### SHORT EXERCISE
Lines that include the word "celular" are the ones to copy.

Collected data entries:
"""
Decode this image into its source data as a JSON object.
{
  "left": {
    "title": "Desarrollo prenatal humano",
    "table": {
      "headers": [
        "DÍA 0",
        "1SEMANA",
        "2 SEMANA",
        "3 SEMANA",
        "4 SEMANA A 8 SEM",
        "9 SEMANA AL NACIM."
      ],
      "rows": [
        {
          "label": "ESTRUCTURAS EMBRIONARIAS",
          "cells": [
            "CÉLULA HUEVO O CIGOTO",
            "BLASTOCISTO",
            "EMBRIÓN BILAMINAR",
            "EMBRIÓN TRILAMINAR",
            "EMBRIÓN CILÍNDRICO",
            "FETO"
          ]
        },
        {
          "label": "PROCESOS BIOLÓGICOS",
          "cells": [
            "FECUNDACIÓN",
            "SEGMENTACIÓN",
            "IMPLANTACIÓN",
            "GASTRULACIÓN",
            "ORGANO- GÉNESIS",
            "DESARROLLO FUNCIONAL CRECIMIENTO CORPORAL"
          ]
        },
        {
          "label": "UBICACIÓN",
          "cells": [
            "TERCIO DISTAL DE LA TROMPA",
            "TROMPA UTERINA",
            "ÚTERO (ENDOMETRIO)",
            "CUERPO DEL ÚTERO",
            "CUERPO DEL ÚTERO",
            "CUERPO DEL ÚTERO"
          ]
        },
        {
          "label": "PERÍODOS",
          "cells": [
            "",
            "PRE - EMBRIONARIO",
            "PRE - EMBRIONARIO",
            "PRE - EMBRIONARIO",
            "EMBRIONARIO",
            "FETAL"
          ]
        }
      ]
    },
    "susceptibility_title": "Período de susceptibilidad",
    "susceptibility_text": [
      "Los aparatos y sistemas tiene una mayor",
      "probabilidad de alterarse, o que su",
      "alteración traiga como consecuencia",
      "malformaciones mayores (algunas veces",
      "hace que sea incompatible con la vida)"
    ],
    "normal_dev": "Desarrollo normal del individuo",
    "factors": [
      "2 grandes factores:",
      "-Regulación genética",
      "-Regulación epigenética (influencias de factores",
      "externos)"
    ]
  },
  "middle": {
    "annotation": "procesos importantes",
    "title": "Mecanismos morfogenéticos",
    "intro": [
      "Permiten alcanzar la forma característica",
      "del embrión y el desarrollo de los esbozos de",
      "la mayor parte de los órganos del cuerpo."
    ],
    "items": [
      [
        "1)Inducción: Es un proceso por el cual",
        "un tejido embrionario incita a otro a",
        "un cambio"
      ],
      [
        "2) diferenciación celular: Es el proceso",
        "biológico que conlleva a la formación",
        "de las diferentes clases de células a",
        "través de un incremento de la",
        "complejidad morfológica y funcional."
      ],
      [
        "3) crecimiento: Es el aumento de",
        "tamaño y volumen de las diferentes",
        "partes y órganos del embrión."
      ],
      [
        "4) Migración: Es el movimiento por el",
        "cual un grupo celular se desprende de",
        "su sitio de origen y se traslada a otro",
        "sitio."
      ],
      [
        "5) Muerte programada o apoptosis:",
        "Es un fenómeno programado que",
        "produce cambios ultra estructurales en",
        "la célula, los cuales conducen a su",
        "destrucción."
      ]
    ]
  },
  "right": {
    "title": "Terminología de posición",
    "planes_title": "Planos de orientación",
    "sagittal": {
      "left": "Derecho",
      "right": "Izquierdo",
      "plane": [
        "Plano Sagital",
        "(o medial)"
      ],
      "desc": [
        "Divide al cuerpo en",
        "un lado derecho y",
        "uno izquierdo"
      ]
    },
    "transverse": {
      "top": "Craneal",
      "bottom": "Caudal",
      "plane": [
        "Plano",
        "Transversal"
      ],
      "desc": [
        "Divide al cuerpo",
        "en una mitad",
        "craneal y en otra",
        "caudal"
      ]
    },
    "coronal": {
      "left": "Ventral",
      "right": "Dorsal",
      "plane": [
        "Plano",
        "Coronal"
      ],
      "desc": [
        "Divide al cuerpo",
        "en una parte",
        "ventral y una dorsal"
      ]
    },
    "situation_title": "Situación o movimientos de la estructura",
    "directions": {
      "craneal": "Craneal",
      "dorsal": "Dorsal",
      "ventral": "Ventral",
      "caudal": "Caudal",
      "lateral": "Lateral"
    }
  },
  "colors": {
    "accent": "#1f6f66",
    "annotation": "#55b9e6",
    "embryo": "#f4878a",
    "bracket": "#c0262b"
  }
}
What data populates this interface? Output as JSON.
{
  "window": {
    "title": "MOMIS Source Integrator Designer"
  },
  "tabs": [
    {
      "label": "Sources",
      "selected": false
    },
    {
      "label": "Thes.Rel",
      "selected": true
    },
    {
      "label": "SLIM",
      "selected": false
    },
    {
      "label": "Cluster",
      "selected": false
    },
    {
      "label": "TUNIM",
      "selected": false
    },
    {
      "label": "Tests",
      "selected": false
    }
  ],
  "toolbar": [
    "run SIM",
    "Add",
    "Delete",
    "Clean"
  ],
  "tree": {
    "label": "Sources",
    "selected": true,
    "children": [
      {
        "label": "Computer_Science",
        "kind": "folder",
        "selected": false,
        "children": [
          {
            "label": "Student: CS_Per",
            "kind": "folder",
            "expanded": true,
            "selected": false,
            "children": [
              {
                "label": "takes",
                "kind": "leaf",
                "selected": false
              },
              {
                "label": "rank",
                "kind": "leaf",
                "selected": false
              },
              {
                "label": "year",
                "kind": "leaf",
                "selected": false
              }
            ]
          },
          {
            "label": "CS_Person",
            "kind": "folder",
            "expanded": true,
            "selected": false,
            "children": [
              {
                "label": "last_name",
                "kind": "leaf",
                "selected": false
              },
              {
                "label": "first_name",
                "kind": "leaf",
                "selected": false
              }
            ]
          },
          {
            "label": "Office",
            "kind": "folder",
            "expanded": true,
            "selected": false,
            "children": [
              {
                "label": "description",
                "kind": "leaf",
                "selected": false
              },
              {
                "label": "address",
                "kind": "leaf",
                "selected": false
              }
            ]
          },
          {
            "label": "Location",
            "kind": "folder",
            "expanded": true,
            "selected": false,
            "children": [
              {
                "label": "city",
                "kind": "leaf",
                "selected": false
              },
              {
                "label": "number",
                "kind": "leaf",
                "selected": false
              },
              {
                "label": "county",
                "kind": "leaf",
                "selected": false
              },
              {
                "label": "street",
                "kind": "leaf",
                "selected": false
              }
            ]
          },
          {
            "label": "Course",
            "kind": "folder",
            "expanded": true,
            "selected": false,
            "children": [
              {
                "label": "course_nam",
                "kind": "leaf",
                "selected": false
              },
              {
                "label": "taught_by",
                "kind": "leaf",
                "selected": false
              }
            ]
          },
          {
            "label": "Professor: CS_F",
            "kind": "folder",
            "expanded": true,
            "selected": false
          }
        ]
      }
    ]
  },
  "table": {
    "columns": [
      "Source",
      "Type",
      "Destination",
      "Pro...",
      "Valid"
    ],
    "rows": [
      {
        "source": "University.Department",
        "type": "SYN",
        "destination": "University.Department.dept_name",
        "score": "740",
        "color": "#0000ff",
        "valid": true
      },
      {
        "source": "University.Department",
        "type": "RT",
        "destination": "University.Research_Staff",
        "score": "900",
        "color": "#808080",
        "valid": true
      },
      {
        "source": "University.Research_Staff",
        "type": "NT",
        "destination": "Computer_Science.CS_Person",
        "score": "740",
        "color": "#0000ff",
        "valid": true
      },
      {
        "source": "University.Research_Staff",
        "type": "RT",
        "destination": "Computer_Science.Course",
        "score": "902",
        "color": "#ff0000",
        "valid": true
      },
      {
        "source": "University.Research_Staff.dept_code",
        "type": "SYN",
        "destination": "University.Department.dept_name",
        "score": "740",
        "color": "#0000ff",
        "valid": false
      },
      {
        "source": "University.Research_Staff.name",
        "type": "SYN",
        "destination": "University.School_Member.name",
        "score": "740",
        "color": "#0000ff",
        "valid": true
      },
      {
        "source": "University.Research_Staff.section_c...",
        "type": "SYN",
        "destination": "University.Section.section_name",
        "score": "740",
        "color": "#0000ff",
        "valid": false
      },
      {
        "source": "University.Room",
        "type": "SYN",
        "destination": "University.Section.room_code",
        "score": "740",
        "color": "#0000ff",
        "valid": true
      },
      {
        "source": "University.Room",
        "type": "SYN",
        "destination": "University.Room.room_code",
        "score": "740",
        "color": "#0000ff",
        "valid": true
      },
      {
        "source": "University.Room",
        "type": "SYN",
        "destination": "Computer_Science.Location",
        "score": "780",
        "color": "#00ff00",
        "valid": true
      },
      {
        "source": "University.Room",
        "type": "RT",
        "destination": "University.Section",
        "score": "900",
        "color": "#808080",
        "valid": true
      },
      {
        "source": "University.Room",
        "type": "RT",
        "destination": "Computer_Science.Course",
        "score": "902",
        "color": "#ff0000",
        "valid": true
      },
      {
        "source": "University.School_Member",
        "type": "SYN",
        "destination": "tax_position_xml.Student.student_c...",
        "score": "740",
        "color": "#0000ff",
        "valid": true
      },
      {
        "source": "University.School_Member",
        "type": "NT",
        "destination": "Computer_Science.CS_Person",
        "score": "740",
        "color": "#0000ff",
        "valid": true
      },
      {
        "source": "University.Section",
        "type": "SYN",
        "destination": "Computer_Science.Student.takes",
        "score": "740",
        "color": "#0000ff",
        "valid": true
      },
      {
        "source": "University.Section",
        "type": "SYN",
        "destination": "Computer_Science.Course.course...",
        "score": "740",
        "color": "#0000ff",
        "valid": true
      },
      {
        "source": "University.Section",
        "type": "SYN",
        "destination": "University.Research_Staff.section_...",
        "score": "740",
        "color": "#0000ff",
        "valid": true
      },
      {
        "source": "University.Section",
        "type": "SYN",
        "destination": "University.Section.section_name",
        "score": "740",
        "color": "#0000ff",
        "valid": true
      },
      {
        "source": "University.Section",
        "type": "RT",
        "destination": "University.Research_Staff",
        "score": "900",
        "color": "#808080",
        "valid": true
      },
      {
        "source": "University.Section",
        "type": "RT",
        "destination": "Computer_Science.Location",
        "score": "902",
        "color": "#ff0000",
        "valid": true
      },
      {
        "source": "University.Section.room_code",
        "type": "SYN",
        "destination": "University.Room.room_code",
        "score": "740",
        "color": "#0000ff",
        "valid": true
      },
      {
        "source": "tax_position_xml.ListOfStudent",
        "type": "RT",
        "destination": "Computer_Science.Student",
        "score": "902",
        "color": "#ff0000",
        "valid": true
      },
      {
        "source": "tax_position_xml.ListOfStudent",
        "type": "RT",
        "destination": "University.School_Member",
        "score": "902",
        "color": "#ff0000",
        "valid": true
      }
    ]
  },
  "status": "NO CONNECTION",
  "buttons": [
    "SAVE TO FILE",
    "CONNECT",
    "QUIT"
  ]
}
"""
### EXERCISE RESPONSE
        "2) diferenciación celular: Es el proceso",
        "cual un grupo celular se desprende de",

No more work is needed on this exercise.